- [What you need to do]
All entries should be output exactly as they stand.

- [Provided records]
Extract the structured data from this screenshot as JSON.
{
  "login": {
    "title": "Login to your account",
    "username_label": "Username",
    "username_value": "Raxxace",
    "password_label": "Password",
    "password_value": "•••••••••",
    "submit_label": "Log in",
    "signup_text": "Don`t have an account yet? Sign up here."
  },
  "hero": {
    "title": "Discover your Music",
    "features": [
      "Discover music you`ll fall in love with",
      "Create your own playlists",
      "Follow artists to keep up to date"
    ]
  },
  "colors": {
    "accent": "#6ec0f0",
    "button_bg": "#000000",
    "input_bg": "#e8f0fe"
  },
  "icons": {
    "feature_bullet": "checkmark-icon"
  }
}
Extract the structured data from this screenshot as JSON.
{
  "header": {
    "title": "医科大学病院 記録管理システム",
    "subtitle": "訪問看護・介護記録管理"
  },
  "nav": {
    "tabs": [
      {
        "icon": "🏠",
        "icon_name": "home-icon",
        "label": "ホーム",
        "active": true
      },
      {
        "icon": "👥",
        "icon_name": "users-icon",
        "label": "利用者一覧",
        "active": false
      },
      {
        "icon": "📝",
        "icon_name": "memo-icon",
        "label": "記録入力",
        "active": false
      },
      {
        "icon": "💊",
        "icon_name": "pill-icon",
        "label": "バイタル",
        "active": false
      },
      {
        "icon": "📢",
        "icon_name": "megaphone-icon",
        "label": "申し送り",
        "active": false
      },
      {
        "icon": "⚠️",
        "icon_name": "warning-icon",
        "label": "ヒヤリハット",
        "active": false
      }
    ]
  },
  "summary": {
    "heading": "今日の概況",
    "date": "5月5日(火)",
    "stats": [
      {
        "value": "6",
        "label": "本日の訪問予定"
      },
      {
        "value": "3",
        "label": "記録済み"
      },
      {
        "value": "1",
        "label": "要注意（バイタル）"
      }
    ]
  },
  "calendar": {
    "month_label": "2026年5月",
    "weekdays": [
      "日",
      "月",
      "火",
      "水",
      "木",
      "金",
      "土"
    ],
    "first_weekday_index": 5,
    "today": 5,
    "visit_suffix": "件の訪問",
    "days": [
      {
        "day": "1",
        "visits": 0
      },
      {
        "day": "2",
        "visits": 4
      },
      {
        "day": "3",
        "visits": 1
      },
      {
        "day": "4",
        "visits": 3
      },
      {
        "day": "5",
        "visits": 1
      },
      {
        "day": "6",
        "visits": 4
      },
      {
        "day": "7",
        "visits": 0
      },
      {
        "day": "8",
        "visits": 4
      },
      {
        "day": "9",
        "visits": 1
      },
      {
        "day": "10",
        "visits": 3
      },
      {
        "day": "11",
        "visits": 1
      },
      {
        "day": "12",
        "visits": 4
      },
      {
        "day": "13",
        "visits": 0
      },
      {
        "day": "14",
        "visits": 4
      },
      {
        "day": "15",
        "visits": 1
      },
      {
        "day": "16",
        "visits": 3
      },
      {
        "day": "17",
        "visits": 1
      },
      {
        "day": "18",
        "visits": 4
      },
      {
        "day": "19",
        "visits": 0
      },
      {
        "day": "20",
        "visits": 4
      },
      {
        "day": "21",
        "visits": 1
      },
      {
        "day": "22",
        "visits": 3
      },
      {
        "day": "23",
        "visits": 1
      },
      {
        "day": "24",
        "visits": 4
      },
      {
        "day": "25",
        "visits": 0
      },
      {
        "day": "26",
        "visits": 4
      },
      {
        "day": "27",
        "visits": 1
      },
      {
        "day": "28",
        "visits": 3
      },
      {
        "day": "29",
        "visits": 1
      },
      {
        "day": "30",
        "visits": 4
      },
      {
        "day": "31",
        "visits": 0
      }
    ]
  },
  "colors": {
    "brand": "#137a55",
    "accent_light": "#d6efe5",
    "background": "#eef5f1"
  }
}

- [Final result]
Extract the structured data from this screenshot as JSON.
{
  "login": {
    "title": "Login to your account",
    "username_label": "Username",
    "username_value": "Raxxace",
    "password_label": "Password",
    "password_value": "•••••••••",
    "submit_label": "Log in",
    "signup_text": "Don`t have an account yet? Sign up here."
  },
  "hero": {
    "title": "Discover your Music",
    "features": [
      "Discover music you`ll fall in love with",
      "Create your own playlists",
      "Follow artists to keep up to date"
    ]
  },
  "colors": {
    "accent": "#6ec0f0",
    "button_bg": "#000000",
    "input_bg": "#e8f0fe"
  },
  "icons": {
    "feature_bullet": "checkmark-icon"
  }
}
Extract the structured data from this screenshot as JSON.
{
  "header": {
    "title": "医科大学病院 記録管理システム",
    "subtitle": "訪問看護・介護記録管理"
  },
  "nav": {
    "tabs": [
      {
        "icon": "🏠",
        "icon_name": "home-icon",
        "label": "ホーム",
        "active": true
      },
      {
        "icon": "👥",
        "icon_name": "users-icon",
        "label": "利用者一覧",
        "active": false
      },
      {
        "icon": "📝",
        "icon_name": "memo-icon",
        "label": "記録入力",
        "active": false
      },
      {
        "icon": "💊",
        "icon_name": "pill-icon",
        "label": "バイタル",
        "active": false
      },
      {
        "icon": "📢",
        "icon_name": "megaphone-icon",
        "label": "申し送り",
        "active": false
      },
      {
        "icon": "⚠️",
        "icon_name": "warning-icon",
        "label": "ヒヤリハット",
        "active": false
      }
    ]
  },
  "summary": {
    "heading": "今日の概況",
    "date": "5月5日(火)",
    "stats": [
      {
        "value": "6",
        "label": "本日の訪問予定"
      },
      {
        "value": "3",
        "label": "記録済み"
      },
      {
        "value": "1",
        "label": "要注意（バイタル）"
      }
    ]
  },
  "calendar": {
    "month_label": "2026年5月",
    "weekdays": [
      "日",
      "月",
      "火",
      "水",
      "木",
      "金",
      "土"
    ],
    "first_weekday_index": 5,
    "today": 5,
    "visit_suffix": "件の訪問",
    "days": [
      {
        "day": "1",
        "visits": 0
      },
      {
        "day": "2",
        "visits": 4
      },
      {
        "day": "3",
        "visits": 1
      },
      {
        "day": "4",
        "visits": 3
      },
      {
        "day": "5",
        "visits": 1
      },
      {
        "day": "6",
        "visits": 4
      },
      {
        "day": "7",
        "visits": 0
      },
      {
        "day": "8",
        "visits": 4
      },
      {
        "day": "9",
        "visits": 1
      },
      {
        "day": "10",
        "visits": 3
      },
      {
        "day": "11",
        "visits": 1
      },
      {
        "day": "12",
        "visits": 4
      },
      {
        "day": "13",
        "visits": 0
      },
      {
        "day": "14",
        "visits": 4
      },
      {
        "day": "15",
        "visits": 1
      },
      {
        "day": "16",
        "visits": 3
      },
      {
        "day": "17",
        "visits": 1
      },
      {
        "day": "18",
        "visits": 4
      },
      {
        "day": "19",
        "visits": 0
      },
      {
        "day": "20",
        "visits": 4
      },
      {
        "day": "21",
        "visits": 1
      },
      {
        "day": "22",
        "visits": 3
      },
      {
        "day": "23",
        "visits": 1
      },
      {
        "day": "24",
        "visits": 4
      },
      {
        "day": "25",
        "visits": 0
      },
      {
        "day": "26",
        "visits": 4
      },
      {
        "day": "27",
        "visits": 1
      },
      {
        "day": "28",
        "visits": 3
      },
      {
        "day": "29",
        "visits": 1
      },
      {
        "day": "30",
        "visits": 4
      },
      {
        "day": "31",
        "visits": 0
      }
    ]
  },
  "colors": {
    "brand": "#137a55",
    "accent_light": "#d6efe5",
    "background": "#eef5f1"
  }
}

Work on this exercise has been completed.